- _TASK DIRECTIONS_: Copy out all lines of the records in which the word "needs" appears.

- _INFORMATION SHOWN_:
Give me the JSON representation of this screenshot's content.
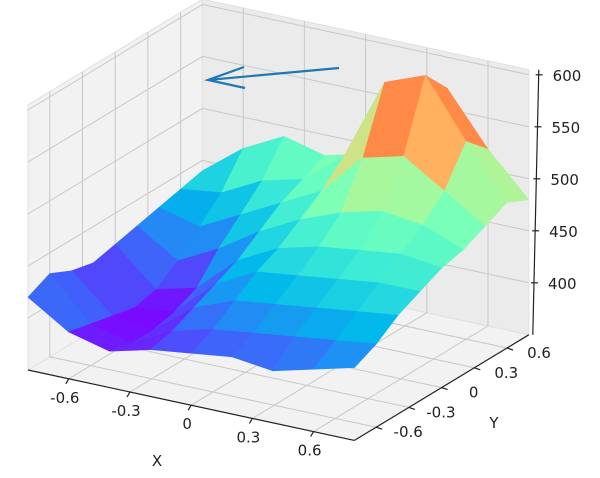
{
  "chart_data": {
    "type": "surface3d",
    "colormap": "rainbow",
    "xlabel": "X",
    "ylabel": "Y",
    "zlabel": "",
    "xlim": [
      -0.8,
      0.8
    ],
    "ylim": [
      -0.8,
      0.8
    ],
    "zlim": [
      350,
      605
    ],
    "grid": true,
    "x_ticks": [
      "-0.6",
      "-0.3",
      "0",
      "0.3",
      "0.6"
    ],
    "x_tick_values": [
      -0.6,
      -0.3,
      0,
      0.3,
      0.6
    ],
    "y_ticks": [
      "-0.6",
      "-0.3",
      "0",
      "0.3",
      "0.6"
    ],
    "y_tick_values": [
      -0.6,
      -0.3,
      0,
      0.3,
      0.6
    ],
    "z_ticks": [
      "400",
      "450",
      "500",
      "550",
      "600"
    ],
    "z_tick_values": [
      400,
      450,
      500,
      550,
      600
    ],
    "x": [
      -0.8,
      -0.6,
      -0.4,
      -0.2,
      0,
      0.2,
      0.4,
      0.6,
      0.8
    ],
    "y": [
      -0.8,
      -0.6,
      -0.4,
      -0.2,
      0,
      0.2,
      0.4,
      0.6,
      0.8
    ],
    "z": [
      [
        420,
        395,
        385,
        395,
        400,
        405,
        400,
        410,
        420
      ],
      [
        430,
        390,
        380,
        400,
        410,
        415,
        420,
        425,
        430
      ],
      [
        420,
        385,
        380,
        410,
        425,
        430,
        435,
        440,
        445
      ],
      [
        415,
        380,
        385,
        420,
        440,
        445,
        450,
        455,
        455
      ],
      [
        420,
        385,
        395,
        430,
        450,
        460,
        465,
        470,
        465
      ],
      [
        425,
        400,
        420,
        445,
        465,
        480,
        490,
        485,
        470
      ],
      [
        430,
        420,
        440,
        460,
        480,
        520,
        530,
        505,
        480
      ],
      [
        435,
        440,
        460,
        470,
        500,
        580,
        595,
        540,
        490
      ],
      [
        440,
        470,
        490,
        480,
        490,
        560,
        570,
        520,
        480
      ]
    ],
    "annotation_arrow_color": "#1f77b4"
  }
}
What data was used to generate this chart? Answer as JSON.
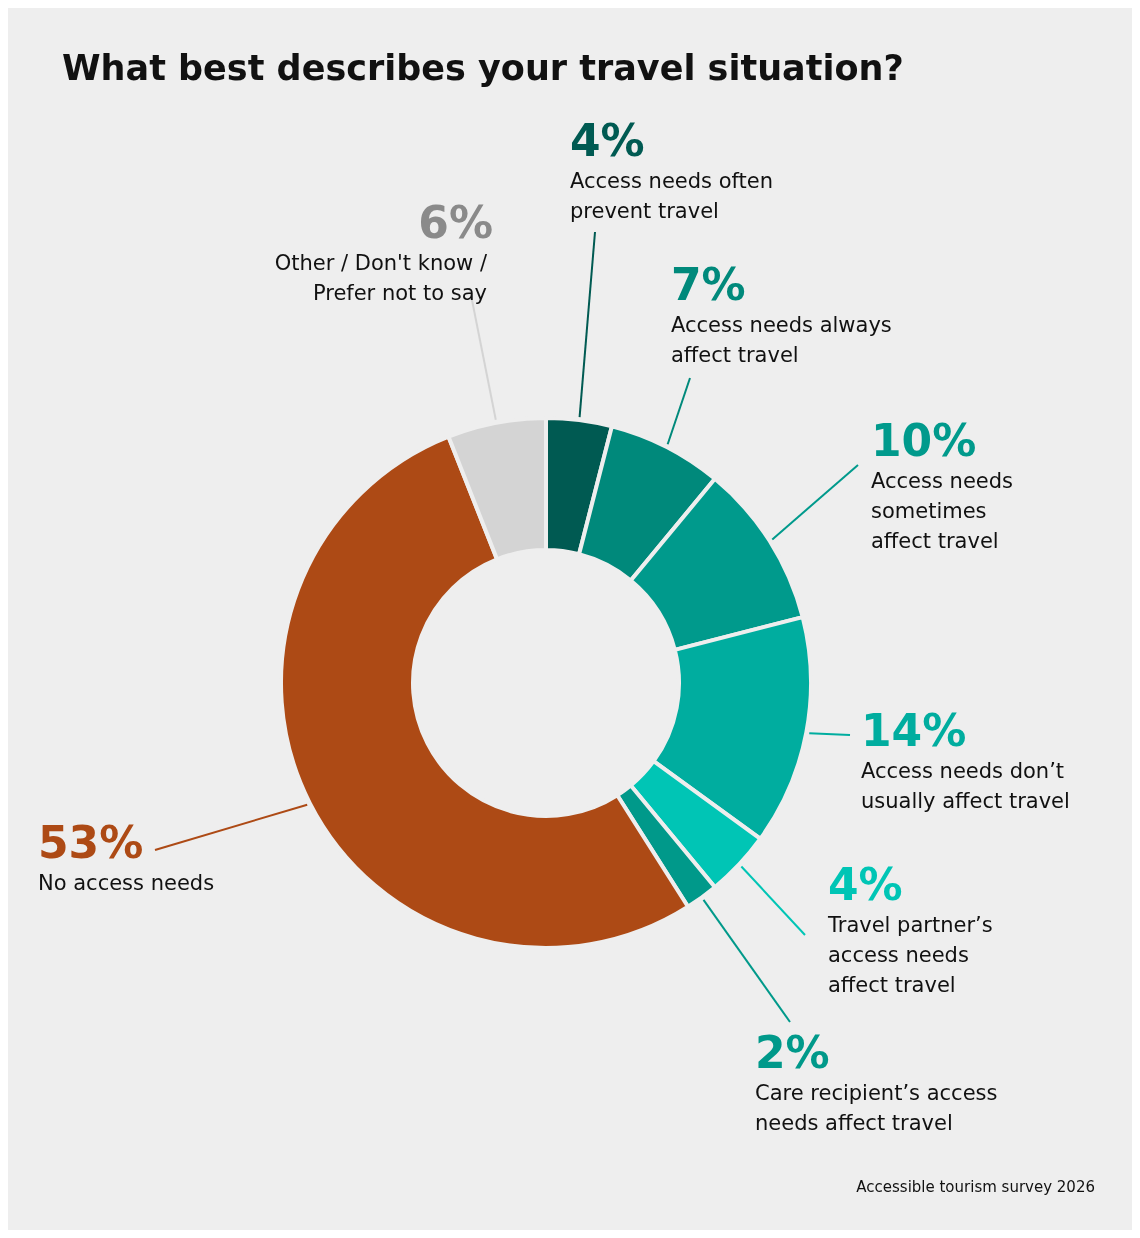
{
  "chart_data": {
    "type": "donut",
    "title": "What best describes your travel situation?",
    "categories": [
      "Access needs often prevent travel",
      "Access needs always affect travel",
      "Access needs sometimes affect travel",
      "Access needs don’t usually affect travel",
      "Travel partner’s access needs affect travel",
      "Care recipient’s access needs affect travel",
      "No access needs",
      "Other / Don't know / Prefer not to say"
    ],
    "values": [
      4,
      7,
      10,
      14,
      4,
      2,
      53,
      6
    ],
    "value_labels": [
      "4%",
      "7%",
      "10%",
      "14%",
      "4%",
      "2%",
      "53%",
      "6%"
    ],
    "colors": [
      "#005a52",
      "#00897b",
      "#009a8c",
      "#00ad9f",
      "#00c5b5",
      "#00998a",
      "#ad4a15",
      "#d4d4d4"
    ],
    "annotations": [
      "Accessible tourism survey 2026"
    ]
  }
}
--
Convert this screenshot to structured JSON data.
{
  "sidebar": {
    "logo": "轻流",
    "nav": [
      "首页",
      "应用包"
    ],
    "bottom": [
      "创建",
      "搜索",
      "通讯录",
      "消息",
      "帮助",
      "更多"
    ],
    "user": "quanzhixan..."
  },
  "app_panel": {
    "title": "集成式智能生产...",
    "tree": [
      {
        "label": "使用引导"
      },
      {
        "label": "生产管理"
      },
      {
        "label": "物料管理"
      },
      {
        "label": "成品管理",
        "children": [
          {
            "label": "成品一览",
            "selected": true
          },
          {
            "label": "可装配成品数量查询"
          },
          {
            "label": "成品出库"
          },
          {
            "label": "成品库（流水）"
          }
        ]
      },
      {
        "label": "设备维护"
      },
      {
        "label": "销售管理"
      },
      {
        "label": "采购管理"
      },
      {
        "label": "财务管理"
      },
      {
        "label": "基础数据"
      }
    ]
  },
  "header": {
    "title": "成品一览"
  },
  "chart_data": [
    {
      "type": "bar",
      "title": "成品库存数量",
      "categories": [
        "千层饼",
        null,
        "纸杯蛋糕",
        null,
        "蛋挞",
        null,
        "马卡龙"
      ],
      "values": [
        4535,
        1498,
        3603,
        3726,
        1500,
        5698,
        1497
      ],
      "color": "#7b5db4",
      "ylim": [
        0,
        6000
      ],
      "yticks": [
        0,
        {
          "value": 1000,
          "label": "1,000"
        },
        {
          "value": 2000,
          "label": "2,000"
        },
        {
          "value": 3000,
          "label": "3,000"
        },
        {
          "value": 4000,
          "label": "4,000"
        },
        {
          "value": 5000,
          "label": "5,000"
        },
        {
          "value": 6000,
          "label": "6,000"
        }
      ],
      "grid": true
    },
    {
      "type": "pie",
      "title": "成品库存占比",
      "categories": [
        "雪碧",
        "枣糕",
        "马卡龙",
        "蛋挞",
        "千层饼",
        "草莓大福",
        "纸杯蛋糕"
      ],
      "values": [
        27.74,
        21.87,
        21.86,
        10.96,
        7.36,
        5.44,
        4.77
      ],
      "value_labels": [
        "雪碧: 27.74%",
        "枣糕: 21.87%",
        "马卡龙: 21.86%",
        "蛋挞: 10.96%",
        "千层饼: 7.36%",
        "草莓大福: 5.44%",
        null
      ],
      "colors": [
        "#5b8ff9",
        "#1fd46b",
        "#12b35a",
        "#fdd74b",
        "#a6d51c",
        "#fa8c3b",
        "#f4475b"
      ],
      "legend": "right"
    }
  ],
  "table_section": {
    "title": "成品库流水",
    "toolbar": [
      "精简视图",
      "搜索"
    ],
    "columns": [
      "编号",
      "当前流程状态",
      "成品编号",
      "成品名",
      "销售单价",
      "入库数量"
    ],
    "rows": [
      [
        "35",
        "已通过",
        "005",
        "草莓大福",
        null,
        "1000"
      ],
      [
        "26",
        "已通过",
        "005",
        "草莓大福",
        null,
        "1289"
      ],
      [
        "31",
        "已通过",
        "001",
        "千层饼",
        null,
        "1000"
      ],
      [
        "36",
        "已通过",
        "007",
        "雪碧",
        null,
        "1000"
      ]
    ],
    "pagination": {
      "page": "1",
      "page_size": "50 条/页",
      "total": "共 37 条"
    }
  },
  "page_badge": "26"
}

- _FULL OUTPUT_:
      "Access needs often prevent travel",
      "Access needs always affect travel",
      "Access needs sometimes affect travel",
      "Access needs don’t usually affect travel",
      "Travel partner’s access needs affect travel",
      "Care recipient’s access needs affect travel",
      "No access needs",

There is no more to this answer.